◆ Work to be completed ◆
Scan the material for the string "document" and copy out every line in which it occurs.
###
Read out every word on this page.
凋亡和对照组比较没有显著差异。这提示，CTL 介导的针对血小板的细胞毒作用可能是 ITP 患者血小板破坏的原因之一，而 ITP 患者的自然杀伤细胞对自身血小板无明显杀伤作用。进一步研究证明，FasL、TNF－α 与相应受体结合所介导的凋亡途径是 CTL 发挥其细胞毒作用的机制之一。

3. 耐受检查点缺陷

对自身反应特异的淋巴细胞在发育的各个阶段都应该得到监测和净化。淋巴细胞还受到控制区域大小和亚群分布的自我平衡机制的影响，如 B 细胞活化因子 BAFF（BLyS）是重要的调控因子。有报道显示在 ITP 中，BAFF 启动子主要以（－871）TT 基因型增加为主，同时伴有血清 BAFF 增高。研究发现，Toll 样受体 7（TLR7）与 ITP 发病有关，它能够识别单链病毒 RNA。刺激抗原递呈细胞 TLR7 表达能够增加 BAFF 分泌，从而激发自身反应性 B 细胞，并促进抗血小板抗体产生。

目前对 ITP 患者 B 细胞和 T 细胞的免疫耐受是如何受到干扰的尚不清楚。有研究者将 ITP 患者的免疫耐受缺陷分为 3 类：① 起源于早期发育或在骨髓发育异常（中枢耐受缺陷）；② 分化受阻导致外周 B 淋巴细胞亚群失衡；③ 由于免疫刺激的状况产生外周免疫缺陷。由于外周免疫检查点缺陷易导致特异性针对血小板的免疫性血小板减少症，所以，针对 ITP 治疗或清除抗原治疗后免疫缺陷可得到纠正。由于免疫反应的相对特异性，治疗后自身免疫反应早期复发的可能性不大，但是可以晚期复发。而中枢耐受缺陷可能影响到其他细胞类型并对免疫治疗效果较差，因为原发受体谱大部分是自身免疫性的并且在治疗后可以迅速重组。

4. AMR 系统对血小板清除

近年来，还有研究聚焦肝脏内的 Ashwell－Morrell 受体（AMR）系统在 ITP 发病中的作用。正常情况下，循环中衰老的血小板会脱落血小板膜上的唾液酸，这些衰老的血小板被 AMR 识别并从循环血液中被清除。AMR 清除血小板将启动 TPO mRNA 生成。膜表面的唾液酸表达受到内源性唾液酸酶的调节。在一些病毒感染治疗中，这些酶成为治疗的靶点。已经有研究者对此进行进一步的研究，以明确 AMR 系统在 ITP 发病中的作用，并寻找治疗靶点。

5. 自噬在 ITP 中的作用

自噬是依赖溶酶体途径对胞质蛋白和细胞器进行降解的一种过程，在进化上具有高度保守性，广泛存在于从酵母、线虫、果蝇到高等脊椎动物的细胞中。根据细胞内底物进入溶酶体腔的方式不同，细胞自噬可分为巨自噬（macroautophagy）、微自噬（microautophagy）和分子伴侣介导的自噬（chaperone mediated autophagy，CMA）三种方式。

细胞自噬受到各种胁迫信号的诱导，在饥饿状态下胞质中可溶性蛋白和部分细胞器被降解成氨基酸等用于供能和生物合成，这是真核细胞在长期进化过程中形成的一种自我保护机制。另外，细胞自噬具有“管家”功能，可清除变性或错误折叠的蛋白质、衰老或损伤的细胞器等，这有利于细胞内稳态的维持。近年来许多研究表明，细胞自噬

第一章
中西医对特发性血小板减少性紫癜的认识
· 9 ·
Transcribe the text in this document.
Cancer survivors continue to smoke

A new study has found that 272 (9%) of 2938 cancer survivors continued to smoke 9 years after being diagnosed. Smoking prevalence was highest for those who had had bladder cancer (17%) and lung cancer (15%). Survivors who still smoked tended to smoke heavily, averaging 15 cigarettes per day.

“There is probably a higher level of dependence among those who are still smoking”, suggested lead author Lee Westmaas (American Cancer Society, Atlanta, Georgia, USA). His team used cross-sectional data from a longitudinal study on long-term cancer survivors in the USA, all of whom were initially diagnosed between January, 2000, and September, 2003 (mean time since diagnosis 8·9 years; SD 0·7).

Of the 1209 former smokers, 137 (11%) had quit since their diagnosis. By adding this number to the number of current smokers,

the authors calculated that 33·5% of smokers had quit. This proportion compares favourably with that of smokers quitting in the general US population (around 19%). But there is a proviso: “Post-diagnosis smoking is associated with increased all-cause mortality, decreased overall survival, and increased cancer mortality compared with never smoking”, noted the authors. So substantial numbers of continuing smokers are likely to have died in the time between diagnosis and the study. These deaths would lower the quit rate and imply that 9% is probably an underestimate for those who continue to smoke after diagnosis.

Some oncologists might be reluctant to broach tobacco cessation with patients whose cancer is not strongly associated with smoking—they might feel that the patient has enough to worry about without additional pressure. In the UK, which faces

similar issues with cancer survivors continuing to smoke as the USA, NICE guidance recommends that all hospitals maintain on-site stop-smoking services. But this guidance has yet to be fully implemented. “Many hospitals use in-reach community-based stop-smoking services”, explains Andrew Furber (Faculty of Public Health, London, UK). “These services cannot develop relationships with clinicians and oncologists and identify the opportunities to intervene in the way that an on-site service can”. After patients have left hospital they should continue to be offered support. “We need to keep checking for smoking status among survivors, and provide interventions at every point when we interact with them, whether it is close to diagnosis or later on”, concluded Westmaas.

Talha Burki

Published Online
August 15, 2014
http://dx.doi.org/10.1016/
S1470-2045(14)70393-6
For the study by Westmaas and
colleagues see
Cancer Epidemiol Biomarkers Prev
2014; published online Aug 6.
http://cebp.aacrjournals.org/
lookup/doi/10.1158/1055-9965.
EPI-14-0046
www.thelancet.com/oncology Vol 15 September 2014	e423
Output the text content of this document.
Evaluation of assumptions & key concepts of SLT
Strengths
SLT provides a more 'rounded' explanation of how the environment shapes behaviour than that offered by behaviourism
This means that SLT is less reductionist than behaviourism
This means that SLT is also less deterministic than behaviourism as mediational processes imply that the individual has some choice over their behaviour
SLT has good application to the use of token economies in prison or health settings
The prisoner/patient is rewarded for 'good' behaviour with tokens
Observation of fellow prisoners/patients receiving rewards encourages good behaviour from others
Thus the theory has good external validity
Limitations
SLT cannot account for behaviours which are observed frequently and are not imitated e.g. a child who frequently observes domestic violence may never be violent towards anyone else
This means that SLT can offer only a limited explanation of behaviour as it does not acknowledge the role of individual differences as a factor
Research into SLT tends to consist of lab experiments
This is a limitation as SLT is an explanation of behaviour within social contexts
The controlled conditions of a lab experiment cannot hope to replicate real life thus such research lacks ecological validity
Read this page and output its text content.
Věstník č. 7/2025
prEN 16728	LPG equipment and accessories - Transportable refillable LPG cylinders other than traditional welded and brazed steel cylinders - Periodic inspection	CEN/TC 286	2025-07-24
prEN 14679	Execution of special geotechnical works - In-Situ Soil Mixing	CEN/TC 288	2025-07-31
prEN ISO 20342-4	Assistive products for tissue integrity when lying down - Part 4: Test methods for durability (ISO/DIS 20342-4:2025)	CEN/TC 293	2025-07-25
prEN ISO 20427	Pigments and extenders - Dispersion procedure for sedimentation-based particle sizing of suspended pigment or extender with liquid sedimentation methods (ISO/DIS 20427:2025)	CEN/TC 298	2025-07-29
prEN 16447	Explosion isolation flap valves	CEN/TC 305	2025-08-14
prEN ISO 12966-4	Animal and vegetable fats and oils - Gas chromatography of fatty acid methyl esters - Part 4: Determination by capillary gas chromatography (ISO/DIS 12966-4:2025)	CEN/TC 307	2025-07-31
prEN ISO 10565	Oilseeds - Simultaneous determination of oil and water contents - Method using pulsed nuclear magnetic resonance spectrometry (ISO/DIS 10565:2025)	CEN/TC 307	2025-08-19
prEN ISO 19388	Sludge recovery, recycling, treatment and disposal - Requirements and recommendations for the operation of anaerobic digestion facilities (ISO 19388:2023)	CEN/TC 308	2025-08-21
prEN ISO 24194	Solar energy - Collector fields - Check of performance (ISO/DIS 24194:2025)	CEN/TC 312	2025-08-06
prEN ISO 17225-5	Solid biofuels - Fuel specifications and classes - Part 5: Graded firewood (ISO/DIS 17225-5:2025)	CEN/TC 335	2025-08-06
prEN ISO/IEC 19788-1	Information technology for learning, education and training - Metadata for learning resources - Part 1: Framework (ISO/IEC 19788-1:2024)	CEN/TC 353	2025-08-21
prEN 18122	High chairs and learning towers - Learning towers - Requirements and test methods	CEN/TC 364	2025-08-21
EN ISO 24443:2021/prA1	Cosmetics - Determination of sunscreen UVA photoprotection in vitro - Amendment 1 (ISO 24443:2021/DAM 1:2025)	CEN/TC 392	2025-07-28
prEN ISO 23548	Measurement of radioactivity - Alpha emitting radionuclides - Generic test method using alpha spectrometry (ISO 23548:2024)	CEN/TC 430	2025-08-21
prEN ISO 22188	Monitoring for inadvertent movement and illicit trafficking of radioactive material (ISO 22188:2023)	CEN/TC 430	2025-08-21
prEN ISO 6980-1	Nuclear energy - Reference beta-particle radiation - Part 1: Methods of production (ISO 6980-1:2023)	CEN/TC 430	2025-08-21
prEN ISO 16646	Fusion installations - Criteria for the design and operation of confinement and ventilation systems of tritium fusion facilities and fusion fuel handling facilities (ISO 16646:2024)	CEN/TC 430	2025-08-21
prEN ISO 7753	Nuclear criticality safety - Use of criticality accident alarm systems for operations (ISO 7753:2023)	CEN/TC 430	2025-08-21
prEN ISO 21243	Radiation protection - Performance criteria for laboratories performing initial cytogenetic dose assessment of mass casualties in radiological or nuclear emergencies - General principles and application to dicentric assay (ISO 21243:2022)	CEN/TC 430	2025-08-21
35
###
◆ Exercise result ◆
Transcribe the text in this document.
Output the text content of this document.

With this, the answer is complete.